**SOURCE EXTRACT:**
<<<<
45
votes

Edit Sept 26

See below for the full background. tl;dr: A data grid control is causing odd exceptions, and I am looking for help isolating the cause and finding a solution.

I've narrowed this down a bit further. I have been able to reproduce the behavior in a smaller test app with more reliable triggering of the erratic behavior.

I can definitely rule out both threading and (I think) memory issues. The new app uses no Tasks or other threading/asynchronous features, and I can trigger the unhandled exception simply by adding properties that return a constant to the class of objects shown in the DataGrid. This indicates to me that the problem is either in unmanaged resource exhaustion or something I haven't thought of yet.

The revised program is structured like this. I have created a user control called EntityCollectionGridView which has a label and a data grid. In the control's Loaded event handler, I assign a List<TestClass> to the data grid with 1000 or 10000 rows, letting the grid generate the columns. This user control is instantiated 2-4 times in MainPage.xaml in the page's OnNavigatedTo event (or Loaded, it doesn't seem to matter). If an exception occurs, it occurs immediately after MainPage is shown.

The interesting thing is, the behavior doesn't seem to vary with the number of rows shown (it will work reliably with 10000 rows or fail reliably with only 1000 rows in each grid) but rather with the total number of columns in all the grids loaded at a given time. With 20 properties to show, 4 grids works fine. With 35 properties and 4 grids, the exception is thrown. But if I eliminate two grids, the same class with 35 properties will work fine.

Note that all of the properties I add to TestClass to jump from 20 to 35 columns are of the form:

public string StringXYZ { get { return "asdfasdfasdfasdfasf"; } }

So, there's no additional memory in the backing data (and again, I don't think memory pressure is the problem anyway).

What do you all think? Again, the handles/user objects/etc in Task Manager look good, but is there something else I might be missing?

Original post

I have been working on a port of the Silverlight Toolkit DataGrid to WinRT, and it has done well enough in simple tests (a variety of configurations and up to 10000 rows). However, as I have tried to embed it into another WinRT app I have run into a sporadic exception (of type System.Exception, raised in the App.UnhandledException handler) that is proving very difficult to debug.

Not enough quota is available to process this command. (Exception from HRESULT: 0x80070718)

The error is consistently reproducible, but not deterministically. That is, I can make it happen every time I run the App, but it doesn't always happen by performing the same exact set of steps the same number of times. The error seems to occur on page transitions (whether navigating to a new page forward or back to a previous page), and not (for instance) when changing the ItemsSource of the datagrid.
>>>>
**AVAILABLE DATA:**
<<<<
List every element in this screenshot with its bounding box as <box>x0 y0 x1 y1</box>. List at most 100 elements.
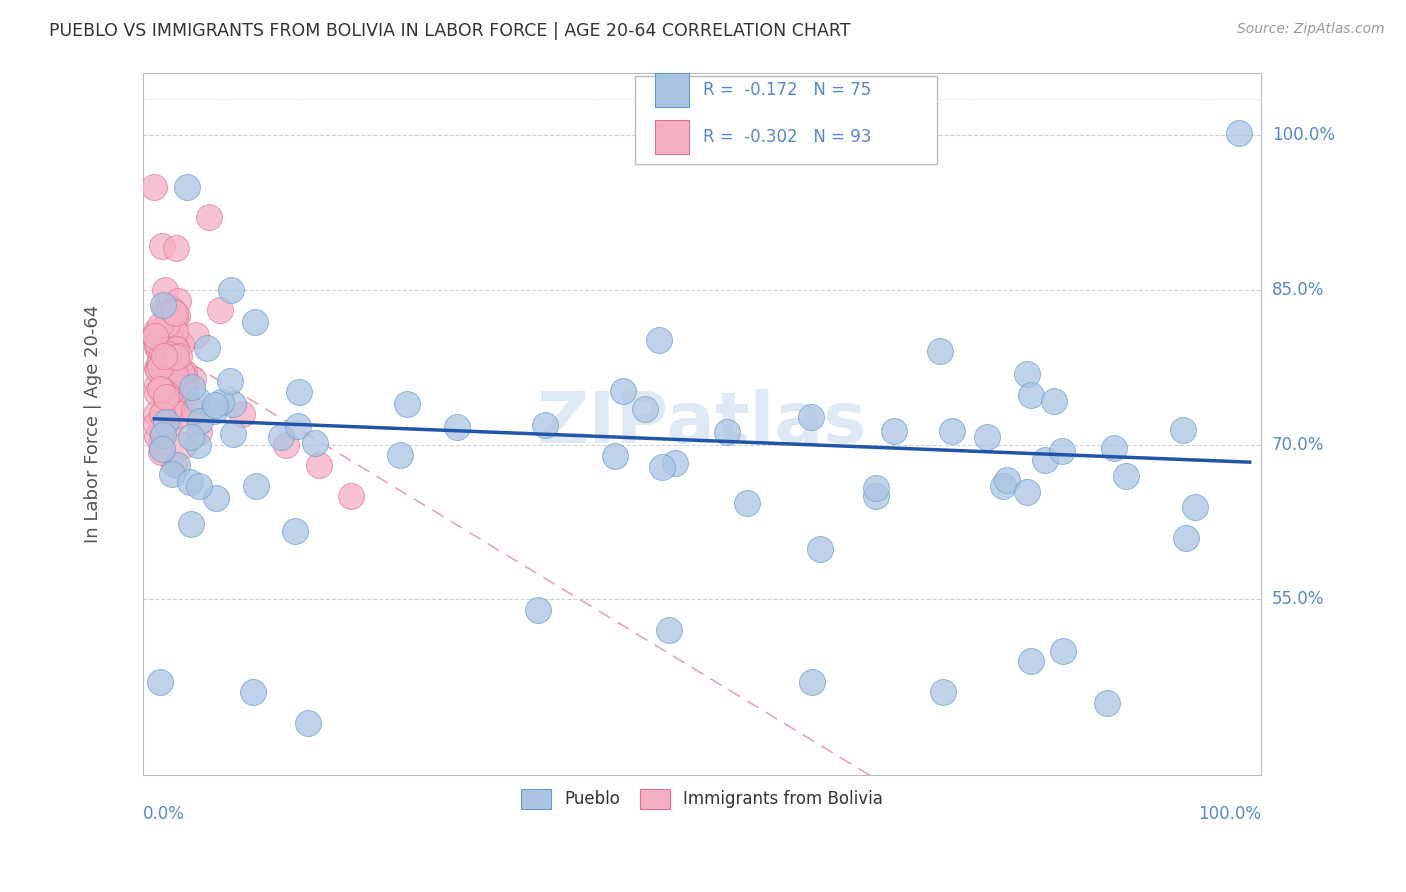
>>>>
**WORK TO BE COMPLETED:** Translate this sentence from the DataGrid post above into Spanish: "If an exception occurs, it occurs immediately after MainPage is shown."

**ANSWER FOR THE TASK:** Si se produce una excepción, se produce inmediatamente después de que se muestra MainPage.